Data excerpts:
+-------+

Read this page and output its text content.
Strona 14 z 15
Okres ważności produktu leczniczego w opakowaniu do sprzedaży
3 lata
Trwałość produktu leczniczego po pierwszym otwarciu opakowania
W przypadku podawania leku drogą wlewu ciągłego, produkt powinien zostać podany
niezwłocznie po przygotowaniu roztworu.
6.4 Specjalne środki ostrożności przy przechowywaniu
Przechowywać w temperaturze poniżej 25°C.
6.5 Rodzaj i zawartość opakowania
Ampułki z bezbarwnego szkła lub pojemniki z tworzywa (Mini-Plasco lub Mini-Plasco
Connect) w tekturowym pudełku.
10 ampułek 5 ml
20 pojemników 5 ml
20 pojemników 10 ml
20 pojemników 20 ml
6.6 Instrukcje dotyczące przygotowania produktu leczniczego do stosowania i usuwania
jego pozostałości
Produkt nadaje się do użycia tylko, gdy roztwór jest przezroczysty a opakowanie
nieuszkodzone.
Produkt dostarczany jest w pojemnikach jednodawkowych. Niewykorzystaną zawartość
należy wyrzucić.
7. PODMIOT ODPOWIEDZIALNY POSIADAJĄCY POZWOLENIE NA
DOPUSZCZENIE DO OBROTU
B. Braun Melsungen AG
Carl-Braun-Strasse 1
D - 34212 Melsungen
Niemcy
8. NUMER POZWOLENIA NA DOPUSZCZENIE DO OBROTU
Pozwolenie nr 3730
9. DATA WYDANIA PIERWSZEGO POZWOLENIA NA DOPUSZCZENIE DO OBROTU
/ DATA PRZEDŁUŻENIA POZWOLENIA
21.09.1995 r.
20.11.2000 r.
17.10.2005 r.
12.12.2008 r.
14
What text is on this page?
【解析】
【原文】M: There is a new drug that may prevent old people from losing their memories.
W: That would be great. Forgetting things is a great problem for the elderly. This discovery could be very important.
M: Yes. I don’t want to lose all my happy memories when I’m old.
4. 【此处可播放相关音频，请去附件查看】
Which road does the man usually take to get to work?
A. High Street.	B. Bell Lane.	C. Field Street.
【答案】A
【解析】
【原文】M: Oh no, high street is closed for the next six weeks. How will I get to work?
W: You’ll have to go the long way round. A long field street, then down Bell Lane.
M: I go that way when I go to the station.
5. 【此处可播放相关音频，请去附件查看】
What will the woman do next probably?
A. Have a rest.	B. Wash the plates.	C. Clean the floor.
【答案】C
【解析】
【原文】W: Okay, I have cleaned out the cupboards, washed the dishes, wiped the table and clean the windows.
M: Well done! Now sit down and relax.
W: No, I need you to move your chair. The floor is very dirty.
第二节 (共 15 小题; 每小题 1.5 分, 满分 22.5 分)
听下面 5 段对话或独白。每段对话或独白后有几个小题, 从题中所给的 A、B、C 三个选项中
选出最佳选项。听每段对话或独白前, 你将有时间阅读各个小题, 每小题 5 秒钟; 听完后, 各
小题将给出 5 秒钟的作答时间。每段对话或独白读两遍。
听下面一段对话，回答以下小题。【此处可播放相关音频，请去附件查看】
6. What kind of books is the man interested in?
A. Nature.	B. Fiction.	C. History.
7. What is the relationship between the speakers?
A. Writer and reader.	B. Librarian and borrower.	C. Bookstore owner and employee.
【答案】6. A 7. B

+-------+

From the entries above, pull out each line that includes "memories".

Exercise output —
【原文】M: There is a new drug that may prevent old people from losing their memories.
M: Yes. I don’t want to lose all my happy memories when I’m old.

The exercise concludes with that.